[Items from a figure collection]
------------------------------------

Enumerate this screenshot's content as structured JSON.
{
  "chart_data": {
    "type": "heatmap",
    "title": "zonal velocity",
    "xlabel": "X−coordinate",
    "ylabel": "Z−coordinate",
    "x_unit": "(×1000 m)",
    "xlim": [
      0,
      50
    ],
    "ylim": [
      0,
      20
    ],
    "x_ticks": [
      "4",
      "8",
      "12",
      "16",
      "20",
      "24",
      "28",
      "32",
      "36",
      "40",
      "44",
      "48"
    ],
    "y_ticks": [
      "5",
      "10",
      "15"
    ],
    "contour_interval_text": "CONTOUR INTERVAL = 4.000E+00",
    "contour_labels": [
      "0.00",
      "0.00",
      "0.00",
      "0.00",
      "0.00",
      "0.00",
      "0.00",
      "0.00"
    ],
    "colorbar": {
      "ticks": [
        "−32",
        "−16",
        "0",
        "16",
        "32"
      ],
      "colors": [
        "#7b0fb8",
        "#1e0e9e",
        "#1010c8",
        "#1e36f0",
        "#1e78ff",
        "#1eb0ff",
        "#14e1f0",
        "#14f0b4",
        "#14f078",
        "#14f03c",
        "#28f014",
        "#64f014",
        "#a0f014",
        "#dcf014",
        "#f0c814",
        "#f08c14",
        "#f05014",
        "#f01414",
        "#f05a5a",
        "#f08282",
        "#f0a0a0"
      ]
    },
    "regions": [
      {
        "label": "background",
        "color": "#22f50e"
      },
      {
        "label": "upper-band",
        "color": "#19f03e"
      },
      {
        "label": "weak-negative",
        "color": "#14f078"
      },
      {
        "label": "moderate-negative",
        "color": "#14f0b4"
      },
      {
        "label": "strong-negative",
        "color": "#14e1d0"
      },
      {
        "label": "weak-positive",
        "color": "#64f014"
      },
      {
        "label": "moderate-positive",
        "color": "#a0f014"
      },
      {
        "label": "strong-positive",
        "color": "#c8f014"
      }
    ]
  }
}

------------------------------------

Work required ::
Return the lines above exactly, keeping every word.

Problem solution ::
Enumerate this screenshot's content as structured JSON.
{
  "chart_data": {
    "type": "heatmap",
    "title": "zonal velocity",
    "xlabel": "X−coordinate",
    "ylabel": "Z−coordinate",
    "x_unit": "(×1000 m)",
    "xlim": [
      0,
      50
    ],
    "ylim": [
      0,
      20
    ],
    "x_ticks": [
      "4",
      "8",
      "12",
      "16",
      "20",
      "24",
      "28",
      "32",
      "36",
      "40",
      "44",
      "48"
    ],
    "y_ticks": [
      "5",
      "10",
      "15"
    ],
    "contour_interval_text": "CONTOUR INTERVAL = 4.000E+00",
    "contour_labels": [
      "0.00",
      "0.00",
      "0.00",
      "0.00",
      "0.00",
      "0.00",
      "0.00",
      "0.00"
    ],
    "colorbar": {
      "ticks": [
        "−32",
        "−16",
        "0",
        "16",
        "32"
      ],
      "colors": [
        "#7b0fb8",
        "#1e0e9e",
        "#1010c8",
        "#1e36f0",
        "#1e78ff",
        "#1eb0ff",
        "#14e1f0",
        "#14f0b4",
        "#14f078",
        "#14f03c",
        "#28f014",
        "#64f014",
        "#a0f014",
        "#dcf014",
        "#f0c814",
        "#f08c14",
        "#f05014",
        "#f01414",
        "#f05a5a",
        "#f08282",
        "#f0a0a0"
      ]
    },
    "regions": [
      {
        "label": "background",
        "color": "#22f50e"
      },
      {
        "label": "upper-band",
        "color": "#19f03e"
      },
      {
        "label": "weak-negative",
        "color": "#14f078"
      },
      {
        "label": "moderate-negative",
        "color": "#14f0b4"
      },
      {
        "label": "strong-negative",
        "color": "#14e1d0"
      },
      {
        "label": "weak-positive",
        "color": "#64f014"
      },
      {
        "label": "moderate-positive",
        "color": "#a0f014"
      },
      {
        "label": "strong-positive",
        "color": "#c8f014"
      }
    ]
  }
}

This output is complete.